• _ACTIVITY_
Please return each of the entries exactly, minus their pictures.

━━━━━━━━

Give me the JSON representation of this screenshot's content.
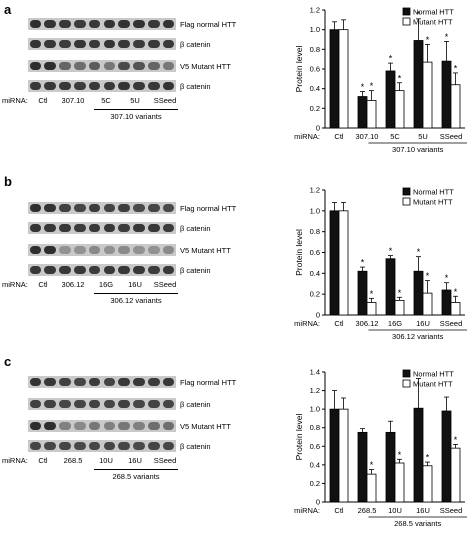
{
  "panels": [
    {
      "label": "a",
      "blot_labels": [
        "Flag normal HTT",
        "β catenin",
        "V5 Mutant HTT",
        "β catenin"
      ],
      "blot_intensity": [
        [
          0.85,
          0.82,
          0.8,
          0.78,
          0.8,
          0.82,
          0.83,
          0.82,
          0.8,
          0.82
        ],
        [
          0.82,
          0.8,
          0.78,
          0.8,
          0.8,
          0.82,
          0.8,
          0.78,
          0.8,
          0.8
        ],
        [
          0.85,
          0.85,
          0.55,
          0.5,
          0.6,
          0.45,
          0.7,
          0.65,
          0.55,
          0.45
        ],
        [
          0.8,
          0.8,
          0.8,
          0.78,
          0.8,
          0.8,
          0.82,
          0.8,
          0.8,
          0.82
        ]
      ],
      "lanes": [
        "Ctl",
        "307.10",
        "5C",
        "5U",
        "SSeed"
      ],
      "miRNA_label": "miRNA:",
      "variants_label": "307.10 variants",
      "chart_data": {
        "type": "bar",
        "title": "",
        "xlabel": "",
        "ylabel": "Protein level",
        "ylim": [
          0,
          1.2
        ],
        "yticks": [
          0,
          0.2,
          0.4,
          0.6,
          0.8,
          1.0,
          1.2
        ],
        "x_prefix": "miRNA:",
        "categories": [
          "Ctl",
          "307.10",
          "5C",
          "5U",
          "SSeed"
        ],
        "group_label": "307.10 variants",
        "series": [
          {
            "name": "Normal HTT",
            "values": [
              1.0,
              0.32,
              0.58,
              0.89,
              0.68
            ],
            "errors": [
              0.08,
              0.05,
              0.08,
              0.22,
              0.2
            ],
            "color": "#111111"
          },
          {
            "name": "Mutant HTT",
            "values": [
              1.0,
              0.28,
              0.38,
              0.67,
              0.44
            ],
            "errors": [
              0.1,
              0.1,
              0.08,
              0.18,
              0.12
            ],
            "color": "#ffffff"
          }
        ],
        "stars": [
          [
            false,
            false
          ],
          [
            true,
            true
          ],
          [
            true,
            true
          ],
          [
            true,
            true
          ],
          [
            true,
            true
          ]
        ],
        "legend_position": "top-right"
      }
    },
    {
      "label": "b",
      "blot_labels": [
        "Flag normal HTT",
        "β catenin",
        "V5 Mutant HTT",
        "β catenin"
      ],
      "blot_intensity": [
        [
          0.85,
          0.82,
          0.75,
          0.72,
          0.78,
          0.74,
          0.76,
          0.7,
          0.72,
          0.7
        ],
        [
          0.82,
          0.8,
          0.8,
          0.78,
          0.8,
          0.8,
          0.78,
          0.8,
          0.8,
          0.78
        ],
        [
          0.85,
          0.85,
          0.3,
          0.3,
          0.35,
          0.3,
          0.35,
          0.3,
          0.3,
          0.35
        ],
        [
          0.8,
          0.8,
          0.8,
          0.8,
          0.78,
          0.8,
          0.8,
          0.8,
          0.78,
          0.8
        ]
      ],
      "lanes": [
        "Ctl",
        "306.12",
        "16G",
        "16U",
        "SSeed"
      ],
      "miRNA_label": "miRNA:",
      "variants_label": "306.12 variants",
      "chart_data": {
        "type": "bar",
        "title": "",
        "xlabel": "",
        "ylabel": "Protein level",
        "ylim": [
          0,
          1.2
        ],
        "yticks": [
          0,
          0.2,
          0.4,
          0.6,
          0.8,
          1.0,
          1.2
        ],
        "x_prefix": "miRNA:",
        "categories": [
          "Ctl",
          "306.12",
          "16G",
          "16U",
          "SSeed"
        ],
        "group_label": "306.12 variants",
        "series": [
          {
            "name": "Normal HTT",
            "values": [
              1.0,
              0.42,
              0.54,
              0.42,
              0.24
            ],
            "errors": [
              0.08,
              0.04,
              0.03,
              0.14,
              0.07
            ],
            "color": "#111111"
          },
          {
            "name": "Mutant HTT",
            "values": [
              1.0,
              0.12,
              0.14,
              0.21,
              0.12
            ],
            "errors": [
              0.08,
              0.04,
              0.03,
              0.12,
              0.06
            ],
            "color": "#ffffff"
          }
        ],
        "stars": [
          [
            false,
            false
          ],
          [
            true,
            true
          ],
          [
            true,
            true
          ],
          [
            true,
            true
          ],
          [
            true,
            true
          ]
        ],
        "legend_position": "top-right"
      }
    },
    {
      "label": "c",
      "blot_labels": [
        "Flag normal HTT",
        "β catenin",
        "V5 Mutant HTT",
        "β catenin"
      ],
      "blot_intensity": [
        [
          0.82,
          0.8,
          0.75,
          0.72,
          0.78,
          0.74,
          0.8,
          0.8,
          0.78,
          0.8
        ],
        [
          0.75,
          0.75,
          0.72,
          0.72,
          0.75,
          0.72,
          0.75,
          0.72,
          0.74,
          0.72
        ],
        [
          0.85,
          0.85,
          0.4,
          0.35,
          0.45,
          0.4,
          0.45,
          0.4,
          0.5,
          0.5
        ],
        [
          0.72,
          0.72,
          0.72,
          0.7,
          0.72,
          0.72,
          0.72,
          0.7,
          0.72,
          0.72
        ]
      ],
      "lanes": [
        "Ctl",
        "268.5",
        "10U",
        "16U",
        "SSeed"
      ],
      "miRNA_label": "miRNA:",
      "variants_label": "268.5 variants",
      "chart_data": {
        "type": "bar",
        "title": "",
        "xlabel": "",
        "ylabel": "Protein level",
        "ylim": [
          0,
          1.4
        ],
        "yticks": [
          0,
          0.2,
          0.4,
          0.6,
          0.8,
          1.0,
          1.2,
          1.4
        ],
        "x_prefix": "miRNA:",
        "categories": [
          "Ctl",
          "268.5",
          "10U",
          "16U",
          "SSeed"
        ],
        "group_label": "268.5 variants",
        "series": [
          {
            "name": "Normal HTT",
            "values": [
              1.0,
              0.75,
              0.75,
              1.01,
              0.98
            ],
            "errors": [
              0.2,
              0.04,
              0.12,
              0.32,
              0.15
            ],
            "color": "#111111"
          },
          {
            "name": "Mutant HTT",
            "values": [
              1.0,
              0.3,
              0.42,
              0.39,
              0.58
            ],
            "errors": [
              0.12,
              0.05,
              0.04,
              0.04,
              0.04
            ],
            "color": "#ffffff"
          }
        ],
        "stars": [
          [
            false,
            false
          ],
          [
            false,
            true
          ],
          [
            false,
            true
          ],
          [
            false,
            true
          ],
          [
            false,
            true
          ]
        ],
        "legend_position": "top-right"
      }
    }
  ]
}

━━━━━━━━

• _OUTPUT OF THE EXERCISE_
Give me the JSON representation of this screenshot's content.
{
  "panels": [
    {
      "label": "a",
      "blot_labels": [
        "Flag normal HTT",
        "β catenin",
        "V5 Mutant HTT",
        "β catenin"
      ],
      "blot_intensity": [
        [
          0.85,
          0.82,
          0.8,
          0.78,
          0.8,
          0.82,
          0.83,
          0.82,
          0.8,
          0.82
        ],
        [
          0.82,
          0.8,
          0.78,
          0.8,
          0.8,
          0.82,
          0.8,
          0.78,
          0.8,
          0.8
        ],
        [
          0.85,
          0.85,
          0.55,
          0.5,
          0.6,
          0.45,
          0.7,
          0.65,
          0.55,
          0.45
        ],
        [
          0.8,
          0.8,
          0.8,
          0.78,
          0.8,
          0.8,
          0.82,
          0.8,
          0.8,
          0.82
        ]
      ],
      "lanes": [
        "Ctl",
        "307.10",
        "5C",
        "5U",
        "SSeed"
      ],
      "miRNA_label": "miRNA:",
      "variants_label": "307.10 variants",
      "chart_data": {
        "type": "bar",
        "title": "",
        "xlabel": "",
        "ylabel": "Protein level",
        "ylim": [
          0,
          1.2
        ],
        "yticks": [
          0,
          0.2,
          0.4,
          0.6,
          0.8,
          1.0,
          1.2
        ],
        "x_prefix": "miRNA:",
        "categories": [
          "Ctl",
          "307.10",
          "5C",
          "5U",
          "SSeed"
        ],
        "group_label": "307.10 variants",
        "series": [
          {
            "name": "Normal HTT",
            "values": [
              1.0,
              0.32,
              0.58,
              0.89,
              0.68
            ],
            "errors": [
              0.08,
              0.05,
              0.08,
              0.22,
              0.2
            ],
            "color": "#111111"
          },
          {
            "name": "Mutant HTT",
            "values": [
              1.0,
              0.28,
              0.38,
              0.67,
              0.44
            ],
            "errors": [
              0.1,
              0.1,
              0.08,
              0.18,
              0.12
            ],
            "color": "#ffffff"
          }
        ],
        "stars": [
          [
            false,
            false
          ],
          [
            true,
            true
          ],
          [
            true,
            true
          ],
          [
            true,
            true
          ],
          [
            true,
            true
          ]
        ],
        "legend_position": "top-right"
      }
    },
    {
      "label": "b",
      "blot_labels": [
        "Flag normal HTT",
        "β catenin",
        "V5 Mutant HTT",
        "β catenin"
      ],
      "blot_intensity": [
        [
          0.85,
          0.82,
          0.75,
          0.72,
          0.78,
          0.74,
          0.76,
          0.7,
          0.72,
          0.7
        ],
        [
          0.82,
          0.8,
          0.8,
          0.78,
          0.8,
          0.8,
          0.78,
          0.8,
          0.8,
          0.78
        ],
        [
          0.85,
          0.85,
          0.3,
          0.3,
          0.35,
          0.3,
          0.35,
          0.3,
          0.3,
          0.35
        ],
        [
          0.8,
          0.8,
          0.8,
          0.8,
          0.78,
          0.8,
          0.8,
          0.8,
          0.78,
          0.8
        ]
      ],
      "lanes": [
        "Ctl",
        "306.12",
        "16G",
        "16U",
        "SSeed"
      ],
      "miRNA_label": "miRNA:",
      "variants_label": "306.12 variants",
      "chart_data": {
        "type": "bar",
        "title": "",
        "xlabel": "",
        "ylabel": "Protein level",
        "ylim": [
          0,
          1.2
        ],
        "yticks": [
          0,
          0.2,
          0.4,
          0.6,
          0.8,
          1.0,
          1.2
        ],
        "x_prefix": "miRNA:",
        "categories": [
          "Ctl",
          "306.12",
          "16G",
          "16U",
          "SSeed"
        ],
        "group_label": "306.12 variants",
        "series": [
          {
            "name": "Normal HTT",
            "values": [
              1.0,
              0.42,
              0.54,
              0.42,
              0.24
            ],
            "errors": [
              0.08,
              0.04,
              0.03,
              0.14,
              0.07
            ],
            "color": "#111111"
          },
          {
            "name": "Mutant HTT",
            "values": [
              1.0,
              0.12,
              0.14,
              0.21,
              0.12
            ],
            "errors": [
              0.08,
              0.04,
              0.03,
              0.12,
              0.06
            ],
            "color": "#ffffff"
          }
        ],
        "stars": [
          [
            false,
            false
          ],
          [
            true,
            true
          ],
          [
            true,
            true
          ],
          [
            true,
            true
          ],
          [
            true,
            true
          ]
        ],
        "legend_position": "top-right"
      }
    },
    {
      "label": "c",
      "blot_labels": [
        "Flag normal HTT",
        "β catenin",
        "V5 Mutant HTT",
        "β catenin"
      ],
      "blot_intensity": [
        [
          0.82,
          0.8,
          0.75,
          0.72,
          0.78,
          0.74,
          0.8,
          0.8,
          0.78,
          0.8
        ],
        [
          0.75,
          0.75,
          0.72,
          0.72,
          0.75,
          0.72,
          0.75,
          0.72,
          0.74,
          0.72
        ],
        [
          0.85,
          0.85,
          0.4,
          0.35,
          0.45,
          0.4,
          0.45,
          0.4,
          0.5,
          0.5
        ],
        [
          0.72,
          0.72,
          0.72,
          0.7,
          0.72,
          0.72,
          0.72,
          0.7,
          0.72,
          0.72
        ]
      ],
      "lanes": [
        "Ctl",
        "268.5",
        "10U",
        "16U",
        "SSeed"
      ],
      "miRNA_label": "miRNA:",
      "variants_label": "268.5 variants",
      "chart_data": {
        "type": "bar",
        "title": "",
        "xlabel": "",
        "ylabel": "Protein level",
        "ylim": [
          0,
          1.4
        ],
        "yticks": [
          0,
          0.2,
          0.4,
          0.6,
          0.8,
          1.0,
          1.2,
          1.4
        ],
        "x_prefix": "miRNA:",
        "categories": [
          "Ctl",
          "268.5",
          "10U",
          "16U",
          "SSeed"
        ],
        "group_label": "268.5 variants",
        "series": [
          {
            "name": "Normal HTT",
            "values": [
              1.0,
              0.75,
              0.75,
              1.01,
              0.98
            ],
            "errors": [
              0.2,
              0.04,
              0.12,
              0.32,
              0.15
            ],
            "color": "#111111"
          },
          {
            "name": "Mutant HTT",
            "values": [
              1.0,
              0.3,
              0.42,
              0.39,
              0.58
            ],
            "errors": [
              0.12,
              0.05,
              0.04,
              0.04,
              0.04
            ],
            "color": "#ffffff"
          }
        ],
        "stars": [
          [
            false,
            false
          ],
          [
            false,
            true
          ],
          [
            false,
            true
          ],
          [
            false,
            true
          ],
          [
            false,
            true
          ]
        ],
        "legend_position": "top-right"
      }
    }
  ]
}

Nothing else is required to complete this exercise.